DATASET
══════════
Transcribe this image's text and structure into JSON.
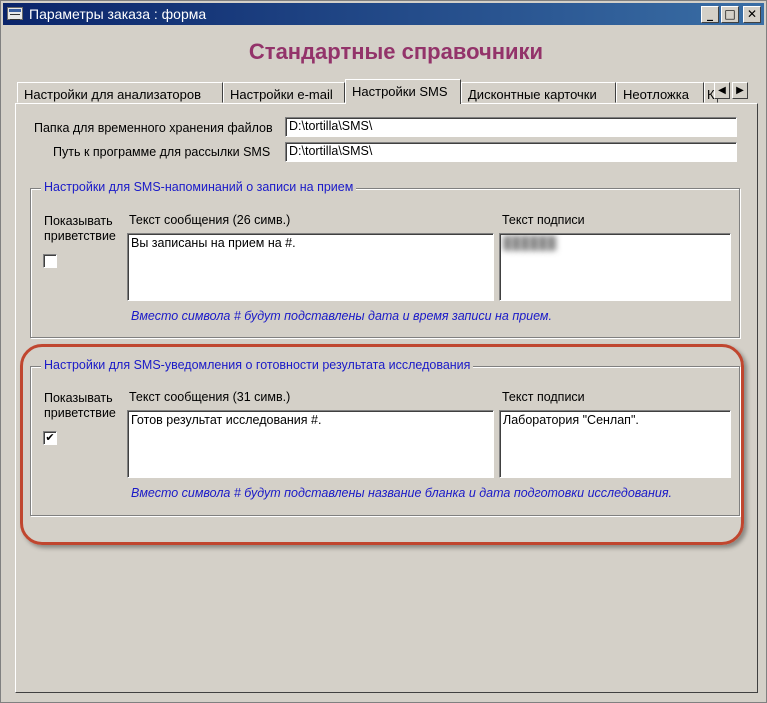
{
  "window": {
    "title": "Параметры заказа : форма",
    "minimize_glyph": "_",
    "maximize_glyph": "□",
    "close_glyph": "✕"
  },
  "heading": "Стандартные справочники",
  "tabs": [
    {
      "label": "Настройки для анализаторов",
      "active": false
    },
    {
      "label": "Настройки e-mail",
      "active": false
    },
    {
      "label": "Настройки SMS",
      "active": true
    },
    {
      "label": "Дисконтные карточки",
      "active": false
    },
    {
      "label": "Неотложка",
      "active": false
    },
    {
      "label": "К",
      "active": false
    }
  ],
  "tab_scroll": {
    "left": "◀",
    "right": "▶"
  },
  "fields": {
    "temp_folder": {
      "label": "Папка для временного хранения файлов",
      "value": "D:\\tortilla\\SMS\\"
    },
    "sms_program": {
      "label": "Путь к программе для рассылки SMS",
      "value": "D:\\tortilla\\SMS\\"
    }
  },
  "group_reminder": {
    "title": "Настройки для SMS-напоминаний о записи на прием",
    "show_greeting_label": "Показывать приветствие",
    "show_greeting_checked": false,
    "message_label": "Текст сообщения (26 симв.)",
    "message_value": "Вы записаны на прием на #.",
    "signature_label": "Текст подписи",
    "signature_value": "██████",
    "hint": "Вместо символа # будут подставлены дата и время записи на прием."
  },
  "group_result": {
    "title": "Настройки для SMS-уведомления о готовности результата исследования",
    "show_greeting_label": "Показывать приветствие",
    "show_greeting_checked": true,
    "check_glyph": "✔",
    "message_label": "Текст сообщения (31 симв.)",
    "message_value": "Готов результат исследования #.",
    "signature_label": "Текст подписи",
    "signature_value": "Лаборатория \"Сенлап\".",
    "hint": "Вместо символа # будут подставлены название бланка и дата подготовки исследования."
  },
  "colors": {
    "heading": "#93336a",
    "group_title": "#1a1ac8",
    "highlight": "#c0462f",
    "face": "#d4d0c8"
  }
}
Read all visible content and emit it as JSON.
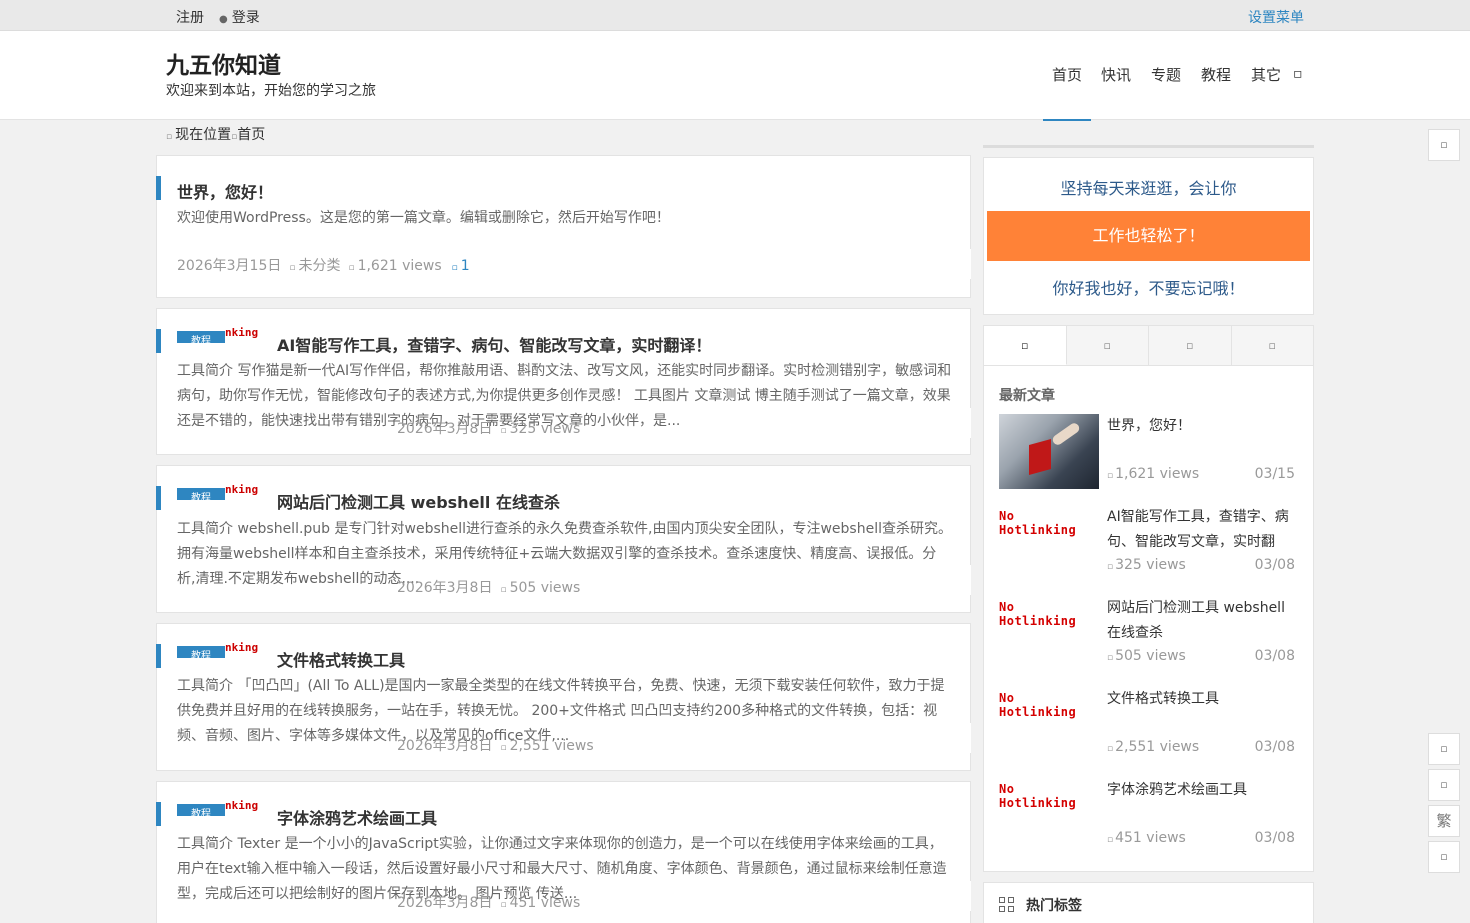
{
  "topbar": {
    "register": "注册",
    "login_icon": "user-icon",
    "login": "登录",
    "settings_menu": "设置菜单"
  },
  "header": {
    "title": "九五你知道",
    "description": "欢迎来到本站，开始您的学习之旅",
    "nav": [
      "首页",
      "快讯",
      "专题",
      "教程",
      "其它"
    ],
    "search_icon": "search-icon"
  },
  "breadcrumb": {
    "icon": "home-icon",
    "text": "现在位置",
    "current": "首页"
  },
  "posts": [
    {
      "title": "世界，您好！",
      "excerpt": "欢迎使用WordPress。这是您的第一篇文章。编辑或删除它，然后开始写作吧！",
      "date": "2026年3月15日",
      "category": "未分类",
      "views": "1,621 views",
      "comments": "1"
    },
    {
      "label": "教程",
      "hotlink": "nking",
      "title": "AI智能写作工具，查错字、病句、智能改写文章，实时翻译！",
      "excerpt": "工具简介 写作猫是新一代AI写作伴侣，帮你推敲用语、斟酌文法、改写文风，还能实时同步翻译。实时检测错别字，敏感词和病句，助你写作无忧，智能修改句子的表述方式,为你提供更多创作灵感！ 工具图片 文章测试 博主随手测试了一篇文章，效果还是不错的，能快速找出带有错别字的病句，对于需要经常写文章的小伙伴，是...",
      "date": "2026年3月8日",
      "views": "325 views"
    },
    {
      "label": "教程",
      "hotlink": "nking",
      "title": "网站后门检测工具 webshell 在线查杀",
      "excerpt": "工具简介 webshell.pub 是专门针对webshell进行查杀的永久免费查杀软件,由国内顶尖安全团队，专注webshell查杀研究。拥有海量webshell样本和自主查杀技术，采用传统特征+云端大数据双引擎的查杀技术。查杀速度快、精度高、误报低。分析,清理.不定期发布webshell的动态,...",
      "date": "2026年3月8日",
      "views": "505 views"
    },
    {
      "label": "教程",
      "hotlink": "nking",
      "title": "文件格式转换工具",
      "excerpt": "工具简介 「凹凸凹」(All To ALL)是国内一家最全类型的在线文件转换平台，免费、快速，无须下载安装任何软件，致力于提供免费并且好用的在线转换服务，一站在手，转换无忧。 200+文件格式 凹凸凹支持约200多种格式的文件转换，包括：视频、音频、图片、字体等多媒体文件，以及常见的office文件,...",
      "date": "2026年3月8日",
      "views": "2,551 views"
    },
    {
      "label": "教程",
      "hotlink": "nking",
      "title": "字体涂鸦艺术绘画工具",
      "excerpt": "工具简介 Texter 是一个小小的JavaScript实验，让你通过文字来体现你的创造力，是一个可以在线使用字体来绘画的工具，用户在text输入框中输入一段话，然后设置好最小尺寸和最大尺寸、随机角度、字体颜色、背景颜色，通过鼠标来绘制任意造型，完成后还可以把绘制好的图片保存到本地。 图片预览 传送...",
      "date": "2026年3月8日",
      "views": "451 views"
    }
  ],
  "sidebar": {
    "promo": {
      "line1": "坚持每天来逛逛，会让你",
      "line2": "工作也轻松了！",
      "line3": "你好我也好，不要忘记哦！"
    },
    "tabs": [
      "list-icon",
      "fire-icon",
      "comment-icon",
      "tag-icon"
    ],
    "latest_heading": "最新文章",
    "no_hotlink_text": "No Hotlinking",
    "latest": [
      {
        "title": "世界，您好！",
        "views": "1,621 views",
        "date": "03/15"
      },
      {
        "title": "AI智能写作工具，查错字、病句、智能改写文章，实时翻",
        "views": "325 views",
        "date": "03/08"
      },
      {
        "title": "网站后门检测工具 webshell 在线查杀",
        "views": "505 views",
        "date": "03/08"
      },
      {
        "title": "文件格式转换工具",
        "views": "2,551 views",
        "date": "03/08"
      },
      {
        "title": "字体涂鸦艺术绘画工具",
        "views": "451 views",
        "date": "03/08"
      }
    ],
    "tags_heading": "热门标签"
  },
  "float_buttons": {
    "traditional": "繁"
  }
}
══════════
SET TASK
Copy the whole listing above word for word but do not carry over the pictures.

TASK OUTPUT
Transcribe this image's text and structure into JSON.
{
  "window": {
    "title": "Параметры заказа : форма",
    "minimize_glyph": "_",
    "maximize_glyph": "□",
    "close_glyph": "✕"
  },
  "heading": "Стандартные справочники",
  "tabs": [
    {
      "label": "Настройки для анализаторов",
      "active": false
    },
    {
      "label": "Настройки e-mail",
      "active": false
    },
    {
      "label": "Настройки SMS",
      "active": true
    },
    {
      "label": "Дисконтные карточки",
      "active": false
    },
    {
      "label": "Неотложка",
      "active": false
    },
    {
      "label": "К",
      "active": false
    }
  ],
  "tab_scroll": {
    "left": "◀",
    "right": "▶"
  },
  "fields": {
    "temp_folder": {
      "label": "Папка для временного хранения файлов",
      "value": "D:\\tortilla\\SMS\\"
    },
    "sms_program": {
      "label": "Путь к программе для рассылки SMS",
      "value": "D:\\tortilla\\SMS\\"
    }
  },
  "group_reminder": {
    "title": "Настройки для SMS-напоминаний о записи на прием",
    "show_greeting_label": "Показывать приветствие",
    "show_greeting_checked": false,
    "message_label": "Текст сообщения (26 симв.)",
    "message_value": "Вы записаны на прием на #.",
    "signature_label": "Текст подписи",
    "signature_value": "██████",
    "hint": "Вместо символа # будут подставлены дата и время записи на прием."
  },
  "group_result": {
    "title": "Настройки для SMS-уведомления о готовности результата исследования",
    "show_greeting_label": "Показывать приветствие",
    "show_greeting_checked": true,
    "check_glyph": "✔",
    "message_label": "Текст сообщения (31 симв.)",
    "message_value": "Готов результат исследования #.",
    "signature_label": "Текст подписи",
    "signature_value": "Лаборатория \"Сенлап\".",
    "hint": "Вместо символа # будут подставлены название бланка и дата подготовки исследования."
  },
  "colors": {
    "heading": "#93336a",
    "group_title": "#1a1ac8",
    "highlight": "#c0462f",
    "face": "#d4d0c8"
  }
}
Read all visible content and emit it as JSON.
{
  "topbar": {
    "register": "注册",
    "login_icon": "user-icon",
    "login": "登录",
    "settings_menu": "设置菜单"
  },
  "header": {
    "title": "九五你知道",
    "description": "欢迎来到本站，开始您的学习之旅",
    "nav": [
      "首页",
      "快讯",
      "专题",
      "教程",
      "其它"
    ],
    "search_icon": "search-icon"
  },
  "breadcrumb": {
    "icon": "home-icon",
    "text": "现在位置",
    "current": "首页"
  },
  "posts": [
    {
      "title": "世界，您好！",
      "excerpt": "欢迎使用WordPress。这是您的第一篇文章。编辑或删除它，然后开始写作吧！",
      "date": "2026年3月15日",
      "category": "未分类",
      "views": "1,621 views",
      "comments": "1"
    },
    {
      "label": "教程",
      "hotlink": "nking",
      "title": "AI智能写作工具，查错字、病句、智能改写文章，实时翻译！",
      "excerpt": "工具简介 写作猫是新一代AI写作伴侣，帮你推敲用语、斟酌文法、改写文风，还能实时同步翻译。实时检测错别字，敏感词和病句，助你写作无忧，智能修改句子的表述方式,为你提供更多创作灵感！ 工具图片 文章测试 博主随手测试了一篇文章，效果还是不错的，能快速找出带有错别字的病句，对于需要经常写文章的小伙伴，是...",
      "date": "2026年3月8日",
      "views": "325 views"
    },
    {
      "label": "教程",
      "hotlink": "nking",
      "title": "网站后门检测工具 webshell 在线查杀",
      "excerpt": "工具简介 webshell.pub 是专门针对webshell进行查杀的永久免费查杀软件,由国内顶尖安全团队，专注webshell查杀研究。拥有海量webshell样本和自主查杀技术，采用传统特征+云端大数据双引擎的查杀技术。查杀速度快、精度高、误报低。分析,清理.不定期发布webshell的动态,...",
      "date": "2026年3月8日",
      "views": "505 views"
    },
    {
      "label": "教程",
      "hotlink": "nking",
      "title": "文件格式转换工具",
      "excerpt": "工具简介 「凹凸凹」(All To ALL)是国内一家最全类型的在线文件转换平台，免费、快速，无须下载安装任何软件，致力于提供免费并且好用的在线转换服务，一站在手，转换无忧。 200+文件格式 凹凸凹支持约200多种格式的文件转换，包括：视频、音频、图片、字体等多媒体文件，以及常见的office文件,...",
      "date": "2026年3月8日",
      "views": "2,551 views"
    },
    {
      "label": "教程",
      "hotlink": "nking",
      "title": "字体涂鸦艺术绘画工具",
      "excerpt": "工具简介 Texter 是一个小小的JavaScript实验，让你通过文字来体现你的创造力，是一个可以在线使用字体来绘画的工具，用户在text输入框中输入一段话，然后设置好最小尺寸和最大尺寸、随机角度、字体颜色、背景颜色，通过鼠标来绘制任意造型，完成后还可以把绘制好的图片保存到本地。 图片预览 传送...",
      "date": "2026年3月8日",
      "views": "451 views"
    }
  ],
  "sidebar": {
    "promo": {
      "line1": "坚持每天来逛逛，会让你",
      "line2": "工作也轻松了！",
      "line3": "你好我也好，不要忘记哦！"
    },
    "tabs": [
      "list-icon",
      "fire-icon",
      "comment-icon",
      "tag-icon"
    ],
    "latest_heading": "最新文章",
    "no_hotlink_text": "No Hotlinking",
    "latest": [
      {
        "title": "世界，您好！",
        "views": "1,621 views",
        "date": "03/15"
      },
      {
        "title": "AI智能写作工具，查错字、病句、智能改写文章，实时翻",
        "views": "325 views",
        "date": "03/08"
      },
      {
        "title": "网站后门检测工具 webshell 在线查杀",
        "views": "505 views",
        "date": "03/08"
      },
      {
        "title": "文件格式转换工具",
        "views": "2,551 views",
        "date": "03/08"
      },
      {
        "title": "字体涂鸦艺术绘画工具",
        "views": "451 views",
        "date": "03/08"
      }
    ],
    "tags_heading": "热门标签"
  },
  "float_buttons": {
    "traditional": "繁"
  }
}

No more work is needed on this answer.